We’ve tested a few of these, but found that most of them are not fully soluble. They’re best handled as in-furrow support or 2×2 row support, rather than foliars.

But Lignition is entirely different from the usual humic or fulvic acid product, which is often derived from a mined source of humates such as Leonardite

Lignition is derived from fresh crop residue, primarily wheat straw. It’s processed by intensive heat and extraction of the growth-encouraging compounds which are normally preserved in humates. Thus it’s easily dissolved for use as a seed treatment, blended with fertilizers, or applied as a foliar along with other fertility products such as trace elements.

We’ve never seen a product that fits so easily into normal management systems. Even the grower whose only field spraying is with weedkillers and fungicides can include Lignition as a tank mix.

*STORED DATA:*
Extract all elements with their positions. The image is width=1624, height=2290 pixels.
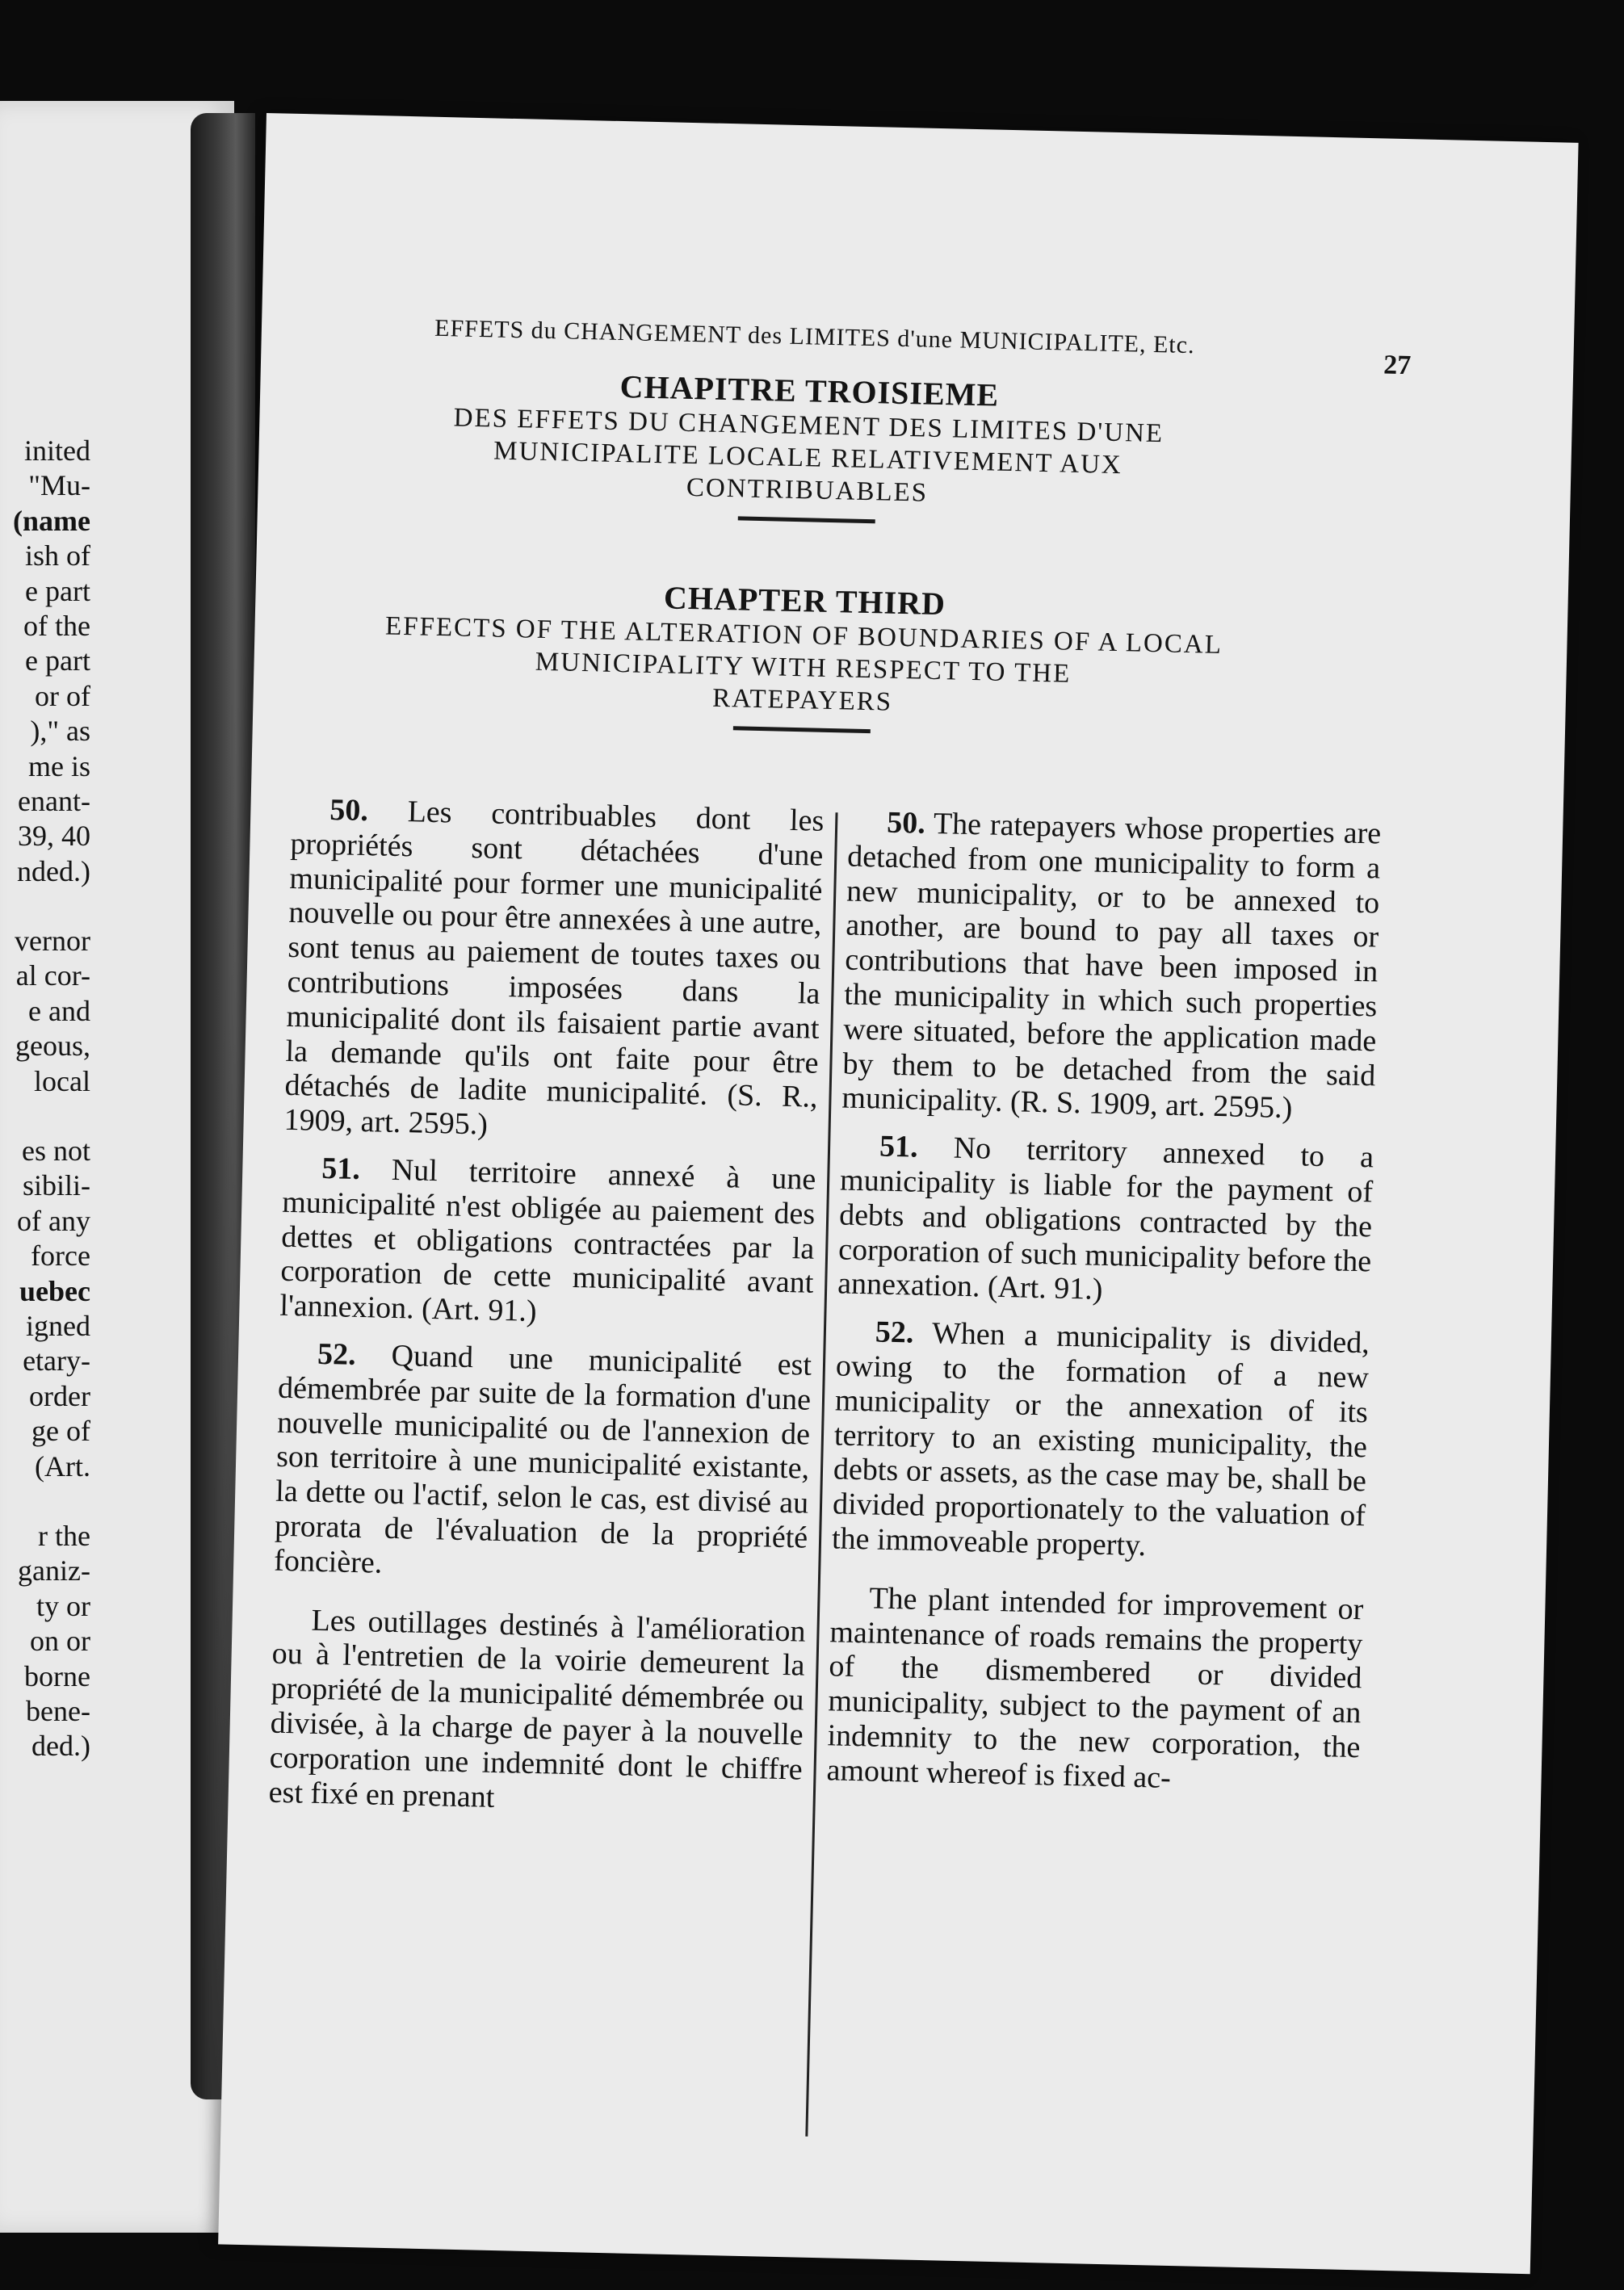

*EXERCISES TO COMPLETE:*
[A] In the Lignition passage, give the portion starting at "But Lignition is" and ending at "a tank mix." again, swapping "humates" for "humic deposits".
[B] Turn the paragraph of the Lignition passage that opens with "Lignition is derived from fresh crop residue" into a short bulleted list that keeps its main facts.

*REPLIES:*
[A]
But Lignition is entirely different from the usual humic or fulvic acid product, which is often derived from a mined source of humic deposits such as Leonardite

Lignition is derived from fresh crop residue, primarily wheat straw. It’s processed by intensive heat and extraction of the growth-encouraging compounds which are normally preserved in humic deposits. Thus it’s easily dissolved for use as a seed treatment, blended with fertilizers, or applied as a foliar along with other fertility products such as trace elements.

We’ve never seen a product that fits so easily into normal management systems. Even the grower whose only field spraying is with weedkillers and fungicides can include Lignition as a tank mix.

[B]
- Source: fresh crop residue, mainly wheat straw
- Processing: intensive heat and extraction of the growth-encouraging compounds normally preserved in humates
- Result: dissolves easily
- Uses: seed treatment, blending with fertilizers, or foliar application with other fertility products such as trace elements